AIM:
Every entry must be copied word for word.

EXERCISE INPUT:
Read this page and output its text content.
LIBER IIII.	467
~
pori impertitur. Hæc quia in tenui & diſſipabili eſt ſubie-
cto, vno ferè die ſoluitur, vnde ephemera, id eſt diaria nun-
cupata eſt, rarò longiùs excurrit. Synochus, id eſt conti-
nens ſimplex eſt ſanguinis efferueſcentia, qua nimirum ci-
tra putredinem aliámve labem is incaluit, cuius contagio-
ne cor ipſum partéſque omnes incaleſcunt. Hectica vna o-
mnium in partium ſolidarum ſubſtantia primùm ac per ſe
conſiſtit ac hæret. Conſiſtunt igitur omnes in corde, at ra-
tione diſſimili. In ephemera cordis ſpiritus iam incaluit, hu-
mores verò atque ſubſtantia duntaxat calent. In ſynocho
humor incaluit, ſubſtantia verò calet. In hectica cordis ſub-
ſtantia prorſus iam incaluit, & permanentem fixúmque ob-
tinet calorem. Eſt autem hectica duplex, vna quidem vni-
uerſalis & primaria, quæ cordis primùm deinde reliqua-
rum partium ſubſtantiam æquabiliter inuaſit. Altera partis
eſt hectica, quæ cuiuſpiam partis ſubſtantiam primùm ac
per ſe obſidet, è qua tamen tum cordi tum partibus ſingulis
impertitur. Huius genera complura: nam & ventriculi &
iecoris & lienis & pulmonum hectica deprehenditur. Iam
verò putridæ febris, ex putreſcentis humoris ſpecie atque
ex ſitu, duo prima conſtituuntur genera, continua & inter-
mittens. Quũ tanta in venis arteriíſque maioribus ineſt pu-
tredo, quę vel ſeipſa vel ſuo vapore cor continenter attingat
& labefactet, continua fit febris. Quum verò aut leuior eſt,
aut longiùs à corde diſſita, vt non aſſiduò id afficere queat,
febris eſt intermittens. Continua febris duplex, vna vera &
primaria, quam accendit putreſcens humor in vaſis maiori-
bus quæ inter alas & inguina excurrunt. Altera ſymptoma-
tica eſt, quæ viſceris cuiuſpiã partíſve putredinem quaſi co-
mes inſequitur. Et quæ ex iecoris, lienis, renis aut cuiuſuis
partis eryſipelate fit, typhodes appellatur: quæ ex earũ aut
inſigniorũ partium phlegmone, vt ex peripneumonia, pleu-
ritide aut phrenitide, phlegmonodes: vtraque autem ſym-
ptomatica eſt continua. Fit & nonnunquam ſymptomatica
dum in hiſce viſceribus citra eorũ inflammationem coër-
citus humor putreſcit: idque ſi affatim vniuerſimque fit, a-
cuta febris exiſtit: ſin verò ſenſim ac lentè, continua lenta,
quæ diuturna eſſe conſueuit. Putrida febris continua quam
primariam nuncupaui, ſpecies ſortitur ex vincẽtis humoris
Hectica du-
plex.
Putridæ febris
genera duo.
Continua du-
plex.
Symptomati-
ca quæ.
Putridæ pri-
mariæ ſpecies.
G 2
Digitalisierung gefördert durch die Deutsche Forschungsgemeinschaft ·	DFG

RIGHT ANSWER:
Read this page and output its text content.
LIBER IIII.	467
~
pori impertitur. Hæc quia in tenui & diſſipabili eſt ſubie-
cto, vno ferè die ſoluitur, vnde ephemera, id eſt diaria nun-
cupata eſt, rarò longiùs excurrit. Synochus, id eſt conti-
nens ſimplex eſt ſanguinis efferueſcentia, qua nimirum ci-
tra putredinem aliámve labem is incaluit, cuius contagio-
ne cor ipſum partéſque omnes incaleſcunt. Hectica vna o-
mnium in partium ſolidarum ſubſtantia primùm ac per ſe
conſiſtit ac hæret. Conſiſtunt igitur omnes in corde, at ra-
tione diſſimili. In ephemera cordis ſpiritus iam incaluit, hu-
mores verò atque ſubſtantia duntaxat calent. In ſynocho
humor incaluit, ſubſtantia verò calet. In hectica cordis ſub-
ſtantia prorſus iam incaluit, & permanentem fixúmque ob-
tinet calorem. Eſt autem hectica duplex, vna quidem vni-
uerſalis & primaria, quæ cordis primùm deinde reliqua-
rum partium ſubſtantiam æquabiliter inuaſit. Altera partis
eſt hectica, quæ cuiuſpiam partis ſubſtantiam primùm ac
per ſe obſidet, è qua tamen tum cordi tum partibus ſingulis
impertitur. Huius genera complura: nam & ventriculi &
iecoris & lienis & pulmonum hectica deprehenditur. Iam
verò putridæ febris, ex putreſcentis humoris ſpecie atque
ex ſitu, duo prima conſtituuntur genera, continua & inter-
mittens. Quũ tanta in venis arteriíſque maioribus ineſt pu-
tredo, quę vel ſeipſa vel ſuo vapore cor continenter attingat
& labefactet, continua fit febris. Quum verò aut leuior eſt,
aut longiùs à corde diſſita, vt non aſſiduò id afficere queat,
febris eſt intermittens. Continua febris duplex, vna vera &
primaria, quam accendit putreſcens humor in vaſis maiori-
bus quæ inter alas & inguina excurrunt. Altera ſymptoma-
tica eſt, quæ viſceris cuiuſpiã partíſve putredinem quaſi co-
mes inſequitur. Et quæ ex iecoris, lienis, renis aut cuiuſuis
partis eryſipelate fit, typhodes appellatur: quæ ex earũ aut
inſigniorũ partium phlegmone, vt ex peripneumonia, pleu-
ritide aut phrenitide, phlegmonodes: vtraque autem ſym-
ptomatica eſt continua. Fit & nonnunquam ſymptomatica
dum in hiſce viſceribus citra eorũ inflammationem coër-
citus humor putreſcit: idque ſi affatim vniuerſimque fit, a-
cuta febris exiſtit: ſin verò ſenſim ac lentè, continua lenta,
quæ diuturna eſſe conſueuit. Putrida febris continua quam
primariam nuncupaui, ſpecies ſortitur ex vincẽtis humoris
Hectica du-
plex.
Putridæ febris
genera duo.
Continua du-
plex.
Symptomati-
ca quæ.
Putridæ pri-
mariæ ſpecies.
G 2
Digitalisierung gefördert durch die Deutsche Forschungsgemeinschaft ·	DFG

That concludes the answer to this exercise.